WHAT TO PRODUCE: Copy each line that contains the string "state".

ENTRIES PROVIDED:

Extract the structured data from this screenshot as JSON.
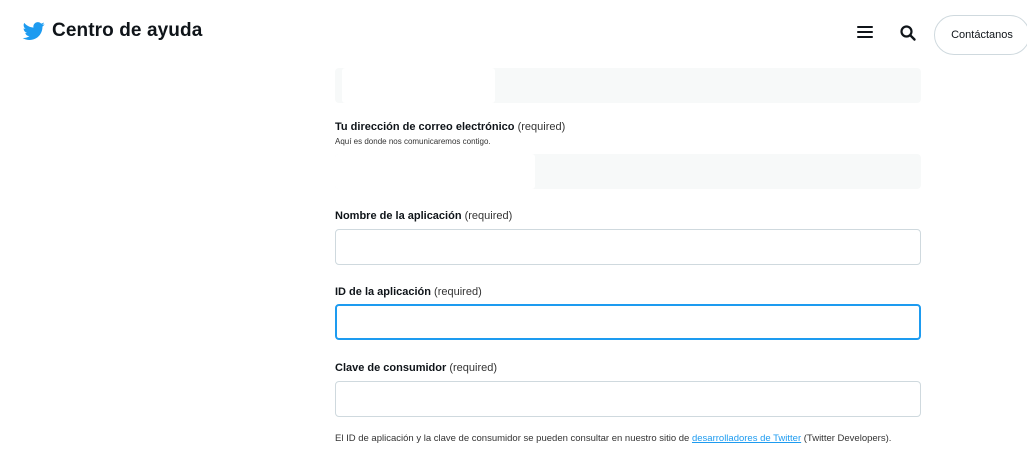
{
  "header": {
    "title": "Centro de ayuda",
    "contact_label": "Contáctanos",
    "icons": {
      "logo": "twitter-bird-icon",
      "menu": "hamburger-menu-icon",
      "search": "search-icon"
    },
    "brand_color": "#1d9bf0"
  },
  "form": {
    "email": {
      "label": "Tu dirección de correo electrónico",
      "required": "(required)",
      "help": "Aquí es donde nos comunicaremos contigo."
    },
    "app_name": {
      "label": "Nombre de la aplicación",
      "required": "(required)",
      "value": ""
    },
    "app_id": {
      "label": "ID de la aplicación",
      "required": "(required)",
      "value": ""
    },
    "consumer_key": {
      "label": "Clave de consumidor",
      "required": "(required)",
      "value": ""
    },
    "footnote": {
      "text_before": "El ID de aplicación y la clave de consumidor se pueden consultar en nuestro sitio de ",
      "link": "desarrolladores de Twitter",
      "text_after": " (Twitter Developers)."
    }
  },
  "colors": {
    "focus_border": "#1d9bf0",
    "field_bg": "#f7f9f9",
    "border": "#cfd9de"
  }
}
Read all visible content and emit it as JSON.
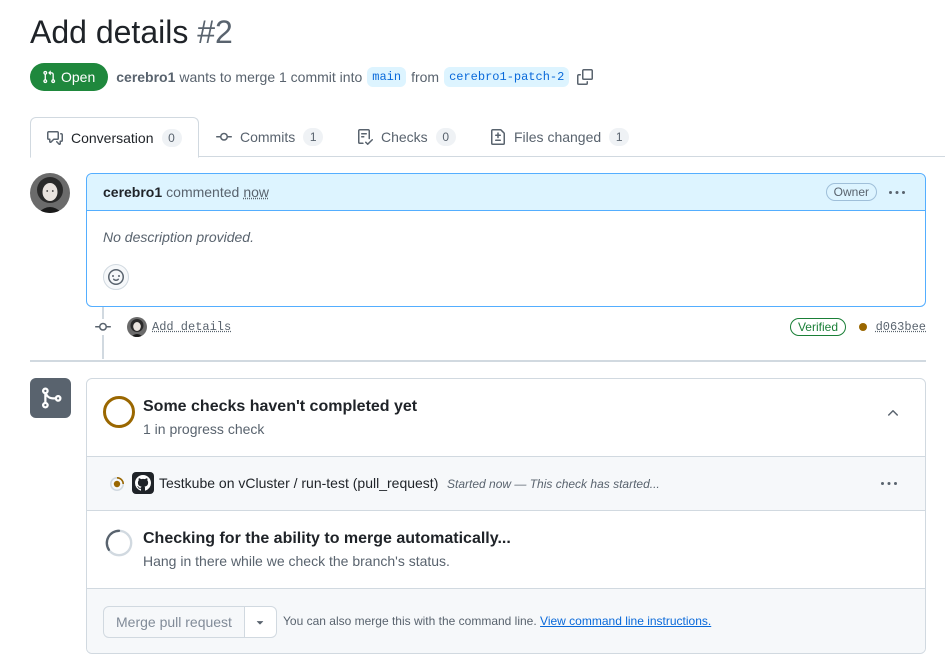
{
  "pr": {
    "title": "Add details",
    "number": "#2",
    "state": "Open",
    "author": "cerebro1",
    "merge_text": "wants to merge 1 commit into",
    "base_branch": "main",
    "from_text": "from",
    "head_branch": "cerebro1-patch-2"
  },
  "tabs": [
    {
      "label": "Conversation",
      "count": "0"
    },
    {
      "label": "Commits",
      "count": "1"
    },
    {
      "label": "Checks",
      "count": "0"
    },
    {
      "label": "Files changed",
      "count": "1"
    }
  ],
  "comment": {
    "author": "cerebro1",
    "action": "commented",
    "time": "now",
    "role": "Owner",
    "body": "No description provided."
  },
  "commit": {
    "message": "Add details",
    "verified": "Verified",
    "sha": "d063bee"
  },
  "checks": {
    "title": "Some checks haven't completed yet",
    "subtitle": "1 in progress check",
    "run_name": "Testkube on vCluster / run-test (pull_request)",
    "run_desc": "Started now — This check has started..."
  },
  "mergeability": {
    "title": "Checking for the ability to merge automatically...",
    "subtitle": "Hang in there while we check the branch's status."
  },
  "merge": {
    "button": "Merge pull request",
    "note": "You can also merge this with the command line.",
    "link": "View command line instructions."
  },
  "colors": {
    "open_green": "#1f883d",
    "link_blue": "#0969da",
    "pending_yellow": "#9a6700",
    "comment_border": "#54aeff",
    "comment_header_bg": "#ddf4ff"
  },
  "icons": {
    "state": "git-pull-request-icon",
    "copy": "copy-icon",
    "conversation": "comment-discussion-icon",
    "commits": "git-commit-icon",
    "checks": "checklist-icon",
    "files": "file-diff-icon",
    "more": "kebab-horizontal-icon",
    "emoji": "smiley-icon",
    "merge": "git-merge-icon",
    "collapse": "chevron-up-icon",
    "dropdown": "triangle-down-icon"
  }
}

FINAL RESULT:
    "state": "Open",
    "state": "git-pull-request-icon",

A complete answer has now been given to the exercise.